Stated goal: Each line should be copied exactly.

Raw records:
§ §

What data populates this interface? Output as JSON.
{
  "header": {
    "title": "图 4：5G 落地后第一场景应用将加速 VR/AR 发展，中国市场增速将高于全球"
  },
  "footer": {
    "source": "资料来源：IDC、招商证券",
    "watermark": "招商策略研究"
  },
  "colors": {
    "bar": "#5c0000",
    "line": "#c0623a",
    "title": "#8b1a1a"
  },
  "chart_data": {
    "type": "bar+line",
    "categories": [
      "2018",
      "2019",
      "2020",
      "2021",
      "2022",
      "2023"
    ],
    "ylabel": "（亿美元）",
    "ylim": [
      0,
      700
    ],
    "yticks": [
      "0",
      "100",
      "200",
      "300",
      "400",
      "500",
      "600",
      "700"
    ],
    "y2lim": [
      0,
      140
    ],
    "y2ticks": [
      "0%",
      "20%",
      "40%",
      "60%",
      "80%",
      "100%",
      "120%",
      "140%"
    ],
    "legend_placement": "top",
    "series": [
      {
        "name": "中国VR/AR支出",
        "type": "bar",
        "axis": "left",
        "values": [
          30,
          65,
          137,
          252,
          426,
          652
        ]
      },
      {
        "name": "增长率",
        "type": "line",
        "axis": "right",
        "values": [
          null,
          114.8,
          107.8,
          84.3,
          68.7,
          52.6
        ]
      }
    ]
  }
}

§ §

Output of the task:
What data populates this interface? Output as JSON.
{
  "header": {
    "title": "图 4：5G 落地后第一场景应用将加速 VR/AR 发展，中国市场增速将高于全球"
  },
  "footer": {
    "source": "资料来源：IDC、招商证券",
    "watermark": "招商策略研究"
  },
  "colors": {
    "bar": "#5c0000",
    "line": "#c0623a",
    "title": "#8b1a1a"
  },
  "chart_data": {
    "type": "bar+line",
    "categories": [
      "2018",
      "2019",
      "2020",
      "2021",
      "2022",
      "2023"
    ],
    "ylabel": "（亿美元）",
    "ylim": [
      0,
      700
    ],
    "yticks": [
      "0",
      "100",
      "200",
      "300",
      "400",
      "500",
      "600",
      "700"
    ],
    "y2lim": [
      0,
      140
    ],
    "y2ticks": [
      "0%",
      "20%",
      "40%",
      "60%",
      "80%",
      "100%",
      "120%",
      "140%"
    ],
    "legend_placement": "top",
    "series": [
      {
        "name": "中国VR/AR支出",
        "type": "bar",
        "axis": "left",
        "values": [
          30,
          65,
          137,
          252,
          426,
          652
        ]
      },
      {
        "name": "增长率",
        "type": "line",
        "axis": "right",
        "values": [
          null,
          114.8,
          107.8,
          84.3,
          68.7,
          52.6
        ]
      }
    ]
  }
}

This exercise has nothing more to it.